**Your task**. In the data below, find every line with the string "Probiotic" and pull it out.

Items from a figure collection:
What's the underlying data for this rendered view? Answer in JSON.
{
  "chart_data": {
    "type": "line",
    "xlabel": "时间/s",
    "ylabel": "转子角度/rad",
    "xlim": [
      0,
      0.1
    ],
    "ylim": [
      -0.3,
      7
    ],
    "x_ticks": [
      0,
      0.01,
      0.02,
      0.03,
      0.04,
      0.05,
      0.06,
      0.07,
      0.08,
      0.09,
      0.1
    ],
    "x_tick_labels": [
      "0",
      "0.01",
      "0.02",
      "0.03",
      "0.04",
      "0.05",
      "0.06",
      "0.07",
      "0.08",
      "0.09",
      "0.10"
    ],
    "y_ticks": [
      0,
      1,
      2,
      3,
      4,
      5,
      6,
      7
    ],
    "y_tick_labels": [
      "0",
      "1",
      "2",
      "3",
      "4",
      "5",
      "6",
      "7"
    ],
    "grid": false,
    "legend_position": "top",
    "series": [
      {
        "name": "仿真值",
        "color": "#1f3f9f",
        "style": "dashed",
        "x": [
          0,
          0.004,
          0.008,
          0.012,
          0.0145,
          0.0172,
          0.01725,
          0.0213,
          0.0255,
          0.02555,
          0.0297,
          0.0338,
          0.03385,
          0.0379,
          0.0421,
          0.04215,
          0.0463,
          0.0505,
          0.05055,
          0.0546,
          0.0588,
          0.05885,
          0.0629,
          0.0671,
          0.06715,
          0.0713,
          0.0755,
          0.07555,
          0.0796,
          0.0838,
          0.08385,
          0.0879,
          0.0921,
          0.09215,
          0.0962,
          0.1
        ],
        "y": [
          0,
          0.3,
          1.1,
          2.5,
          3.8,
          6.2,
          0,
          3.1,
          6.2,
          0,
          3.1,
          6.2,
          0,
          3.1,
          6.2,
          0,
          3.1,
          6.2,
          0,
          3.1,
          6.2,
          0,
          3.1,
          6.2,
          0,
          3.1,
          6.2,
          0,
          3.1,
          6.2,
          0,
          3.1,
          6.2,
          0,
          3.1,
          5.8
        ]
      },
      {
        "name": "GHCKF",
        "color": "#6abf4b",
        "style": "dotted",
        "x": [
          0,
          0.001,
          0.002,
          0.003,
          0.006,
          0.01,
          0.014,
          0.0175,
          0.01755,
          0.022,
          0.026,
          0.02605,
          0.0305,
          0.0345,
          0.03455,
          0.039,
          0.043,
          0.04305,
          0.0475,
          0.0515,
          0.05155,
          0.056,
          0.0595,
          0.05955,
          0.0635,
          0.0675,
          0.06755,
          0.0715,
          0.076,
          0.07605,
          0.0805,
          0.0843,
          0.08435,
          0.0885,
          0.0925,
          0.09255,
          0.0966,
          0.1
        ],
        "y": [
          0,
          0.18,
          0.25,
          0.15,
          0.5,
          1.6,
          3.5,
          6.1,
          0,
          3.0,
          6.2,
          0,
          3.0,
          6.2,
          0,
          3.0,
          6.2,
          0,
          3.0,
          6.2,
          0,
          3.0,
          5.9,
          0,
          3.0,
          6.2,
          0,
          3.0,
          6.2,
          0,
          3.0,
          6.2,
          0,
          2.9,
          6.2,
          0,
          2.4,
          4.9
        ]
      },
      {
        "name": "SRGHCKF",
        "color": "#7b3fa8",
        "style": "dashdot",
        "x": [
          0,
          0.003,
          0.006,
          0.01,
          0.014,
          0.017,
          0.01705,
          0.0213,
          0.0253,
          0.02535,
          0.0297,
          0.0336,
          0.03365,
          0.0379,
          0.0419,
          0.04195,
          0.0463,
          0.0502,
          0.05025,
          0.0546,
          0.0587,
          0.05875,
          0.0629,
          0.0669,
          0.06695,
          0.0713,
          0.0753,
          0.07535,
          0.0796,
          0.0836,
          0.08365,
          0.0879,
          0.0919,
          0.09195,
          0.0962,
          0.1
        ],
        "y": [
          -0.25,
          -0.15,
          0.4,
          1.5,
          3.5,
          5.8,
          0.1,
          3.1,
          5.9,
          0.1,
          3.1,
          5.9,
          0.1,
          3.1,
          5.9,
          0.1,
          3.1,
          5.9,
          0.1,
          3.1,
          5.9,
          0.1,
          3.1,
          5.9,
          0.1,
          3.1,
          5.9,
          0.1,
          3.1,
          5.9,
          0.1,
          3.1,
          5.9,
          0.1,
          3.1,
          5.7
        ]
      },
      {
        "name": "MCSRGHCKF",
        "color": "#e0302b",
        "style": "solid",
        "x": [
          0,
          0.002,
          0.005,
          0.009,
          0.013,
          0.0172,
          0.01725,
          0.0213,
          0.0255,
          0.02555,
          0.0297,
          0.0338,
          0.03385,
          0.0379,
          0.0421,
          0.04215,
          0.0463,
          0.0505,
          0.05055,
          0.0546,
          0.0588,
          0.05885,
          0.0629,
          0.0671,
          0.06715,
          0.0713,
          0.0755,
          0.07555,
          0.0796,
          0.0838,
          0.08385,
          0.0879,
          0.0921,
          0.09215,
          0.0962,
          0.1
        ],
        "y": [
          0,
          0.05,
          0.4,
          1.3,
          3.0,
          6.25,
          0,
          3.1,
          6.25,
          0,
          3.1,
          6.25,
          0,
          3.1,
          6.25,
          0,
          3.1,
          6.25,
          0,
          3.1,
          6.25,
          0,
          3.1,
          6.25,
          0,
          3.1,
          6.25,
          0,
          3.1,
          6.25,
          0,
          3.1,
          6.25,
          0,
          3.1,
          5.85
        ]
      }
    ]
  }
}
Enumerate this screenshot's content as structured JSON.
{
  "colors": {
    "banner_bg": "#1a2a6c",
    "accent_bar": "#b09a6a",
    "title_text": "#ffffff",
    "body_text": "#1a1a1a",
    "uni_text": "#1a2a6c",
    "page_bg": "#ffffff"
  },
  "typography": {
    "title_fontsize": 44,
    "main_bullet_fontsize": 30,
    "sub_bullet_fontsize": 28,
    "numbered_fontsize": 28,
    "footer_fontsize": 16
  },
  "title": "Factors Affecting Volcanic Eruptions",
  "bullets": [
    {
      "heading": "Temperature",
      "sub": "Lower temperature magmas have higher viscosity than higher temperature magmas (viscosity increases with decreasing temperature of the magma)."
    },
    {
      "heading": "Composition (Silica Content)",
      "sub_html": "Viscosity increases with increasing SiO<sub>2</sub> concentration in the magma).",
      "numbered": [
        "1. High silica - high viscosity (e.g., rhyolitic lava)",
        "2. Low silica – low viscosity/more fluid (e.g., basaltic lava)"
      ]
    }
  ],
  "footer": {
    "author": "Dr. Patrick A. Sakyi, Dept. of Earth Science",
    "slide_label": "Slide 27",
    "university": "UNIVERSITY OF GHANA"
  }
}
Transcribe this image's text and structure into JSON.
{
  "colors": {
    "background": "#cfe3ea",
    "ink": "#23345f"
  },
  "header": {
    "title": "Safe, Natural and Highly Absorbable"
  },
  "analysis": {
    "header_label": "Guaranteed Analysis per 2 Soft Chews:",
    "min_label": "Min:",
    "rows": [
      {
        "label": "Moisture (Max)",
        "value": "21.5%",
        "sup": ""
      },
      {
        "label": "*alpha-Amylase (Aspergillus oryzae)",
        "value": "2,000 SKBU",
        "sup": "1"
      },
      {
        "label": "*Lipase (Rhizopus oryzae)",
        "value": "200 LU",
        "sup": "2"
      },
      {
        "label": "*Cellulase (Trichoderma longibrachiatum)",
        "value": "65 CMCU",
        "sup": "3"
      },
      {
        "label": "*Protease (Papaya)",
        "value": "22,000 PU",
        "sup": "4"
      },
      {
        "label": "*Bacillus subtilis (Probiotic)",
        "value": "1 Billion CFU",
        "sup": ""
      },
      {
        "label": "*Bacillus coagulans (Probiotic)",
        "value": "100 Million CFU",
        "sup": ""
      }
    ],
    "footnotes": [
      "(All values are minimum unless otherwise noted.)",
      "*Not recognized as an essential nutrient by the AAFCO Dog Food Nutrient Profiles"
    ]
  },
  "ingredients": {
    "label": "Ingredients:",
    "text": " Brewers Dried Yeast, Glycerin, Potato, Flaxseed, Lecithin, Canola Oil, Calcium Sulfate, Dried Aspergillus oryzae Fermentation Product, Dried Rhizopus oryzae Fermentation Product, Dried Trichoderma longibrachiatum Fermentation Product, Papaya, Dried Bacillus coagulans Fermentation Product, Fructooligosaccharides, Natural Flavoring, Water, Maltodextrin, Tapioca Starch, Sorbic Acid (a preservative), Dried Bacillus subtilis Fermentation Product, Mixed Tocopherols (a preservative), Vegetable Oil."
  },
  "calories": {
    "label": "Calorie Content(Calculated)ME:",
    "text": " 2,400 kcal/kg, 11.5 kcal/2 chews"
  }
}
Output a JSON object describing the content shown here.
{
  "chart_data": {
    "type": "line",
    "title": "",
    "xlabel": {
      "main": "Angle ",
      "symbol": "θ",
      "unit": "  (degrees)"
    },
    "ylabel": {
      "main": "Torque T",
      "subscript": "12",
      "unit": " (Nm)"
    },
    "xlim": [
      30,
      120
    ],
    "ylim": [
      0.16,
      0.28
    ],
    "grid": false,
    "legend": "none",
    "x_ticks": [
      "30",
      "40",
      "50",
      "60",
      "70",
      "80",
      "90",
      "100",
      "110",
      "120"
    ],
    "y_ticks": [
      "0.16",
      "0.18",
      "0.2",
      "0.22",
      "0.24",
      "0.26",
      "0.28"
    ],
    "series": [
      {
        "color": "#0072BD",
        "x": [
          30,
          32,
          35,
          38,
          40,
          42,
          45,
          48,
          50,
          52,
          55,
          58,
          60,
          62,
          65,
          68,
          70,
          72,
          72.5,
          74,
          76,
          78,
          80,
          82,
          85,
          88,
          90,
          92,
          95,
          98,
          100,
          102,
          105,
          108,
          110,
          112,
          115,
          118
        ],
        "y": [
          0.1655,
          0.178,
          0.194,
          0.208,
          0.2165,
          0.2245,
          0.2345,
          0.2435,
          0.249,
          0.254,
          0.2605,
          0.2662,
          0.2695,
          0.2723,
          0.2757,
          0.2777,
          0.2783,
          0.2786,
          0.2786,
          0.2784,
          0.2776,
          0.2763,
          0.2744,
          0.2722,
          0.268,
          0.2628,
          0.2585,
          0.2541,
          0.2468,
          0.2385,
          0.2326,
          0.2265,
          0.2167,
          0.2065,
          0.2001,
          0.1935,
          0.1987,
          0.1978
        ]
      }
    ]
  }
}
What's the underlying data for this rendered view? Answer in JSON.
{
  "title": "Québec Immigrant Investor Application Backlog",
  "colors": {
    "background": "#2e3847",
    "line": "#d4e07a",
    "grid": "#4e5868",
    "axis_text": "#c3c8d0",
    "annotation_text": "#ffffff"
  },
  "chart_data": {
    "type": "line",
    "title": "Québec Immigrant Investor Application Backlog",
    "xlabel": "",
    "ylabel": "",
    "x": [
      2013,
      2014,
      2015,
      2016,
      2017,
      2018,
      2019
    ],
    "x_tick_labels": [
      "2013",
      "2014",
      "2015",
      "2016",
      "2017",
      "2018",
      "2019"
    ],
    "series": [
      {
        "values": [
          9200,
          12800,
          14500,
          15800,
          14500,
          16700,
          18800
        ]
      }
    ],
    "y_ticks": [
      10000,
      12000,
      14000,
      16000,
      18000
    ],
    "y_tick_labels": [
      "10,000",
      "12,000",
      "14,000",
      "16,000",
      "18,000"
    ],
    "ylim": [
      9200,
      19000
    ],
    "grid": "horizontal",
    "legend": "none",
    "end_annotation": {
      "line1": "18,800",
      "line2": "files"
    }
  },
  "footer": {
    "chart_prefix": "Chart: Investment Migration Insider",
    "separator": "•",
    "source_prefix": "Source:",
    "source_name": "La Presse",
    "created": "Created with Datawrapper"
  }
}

**Response to this exercise**.
        "label": "*Bacillus subtilis (Probiotic)",
        "label": "*Bacillus coagulans (Probiotic)",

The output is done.